● DATA ROWS:

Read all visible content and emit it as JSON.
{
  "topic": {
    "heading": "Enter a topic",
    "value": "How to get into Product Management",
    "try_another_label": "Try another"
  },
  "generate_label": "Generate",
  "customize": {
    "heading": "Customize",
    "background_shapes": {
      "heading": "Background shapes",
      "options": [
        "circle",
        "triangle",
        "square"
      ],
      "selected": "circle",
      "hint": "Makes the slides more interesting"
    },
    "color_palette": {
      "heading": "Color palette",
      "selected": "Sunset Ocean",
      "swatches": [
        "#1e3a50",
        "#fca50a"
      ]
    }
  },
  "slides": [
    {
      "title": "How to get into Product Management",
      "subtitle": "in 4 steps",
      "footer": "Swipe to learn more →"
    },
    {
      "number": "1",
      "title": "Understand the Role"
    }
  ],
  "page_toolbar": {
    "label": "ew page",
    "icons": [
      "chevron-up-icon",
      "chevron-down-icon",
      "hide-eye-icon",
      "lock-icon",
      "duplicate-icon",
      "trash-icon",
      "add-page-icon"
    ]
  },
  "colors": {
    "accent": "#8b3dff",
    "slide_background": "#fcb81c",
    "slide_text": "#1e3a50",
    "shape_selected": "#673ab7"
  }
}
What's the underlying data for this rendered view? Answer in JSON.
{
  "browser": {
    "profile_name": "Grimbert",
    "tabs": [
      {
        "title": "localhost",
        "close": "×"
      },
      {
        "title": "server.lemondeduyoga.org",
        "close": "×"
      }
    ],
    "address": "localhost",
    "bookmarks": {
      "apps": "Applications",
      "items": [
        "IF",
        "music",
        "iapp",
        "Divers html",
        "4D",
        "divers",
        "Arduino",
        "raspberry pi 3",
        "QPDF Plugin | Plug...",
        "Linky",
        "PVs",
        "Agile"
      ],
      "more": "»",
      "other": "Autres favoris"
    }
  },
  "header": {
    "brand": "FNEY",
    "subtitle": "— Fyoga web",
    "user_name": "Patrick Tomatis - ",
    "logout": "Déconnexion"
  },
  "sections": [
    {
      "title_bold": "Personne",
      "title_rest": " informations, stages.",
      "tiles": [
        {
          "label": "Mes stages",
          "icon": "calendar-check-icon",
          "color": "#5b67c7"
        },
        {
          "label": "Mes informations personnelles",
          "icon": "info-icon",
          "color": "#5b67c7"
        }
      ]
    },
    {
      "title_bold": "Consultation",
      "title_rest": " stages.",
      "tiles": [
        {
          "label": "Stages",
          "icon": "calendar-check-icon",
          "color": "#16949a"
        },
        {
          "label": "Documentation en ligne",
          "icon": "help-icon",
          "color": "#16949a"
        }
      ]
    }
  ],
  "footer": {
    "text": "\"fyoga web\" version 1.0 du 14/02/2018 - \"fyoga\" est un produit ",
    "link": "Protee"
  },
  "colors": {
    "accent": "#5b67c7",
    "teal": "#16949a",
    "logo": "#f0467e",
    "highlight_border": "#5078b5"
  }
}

● SET TASK: Count how many lines above include the word "slides" and answer with that figure only.

● COMPLETE OUTPUT: 2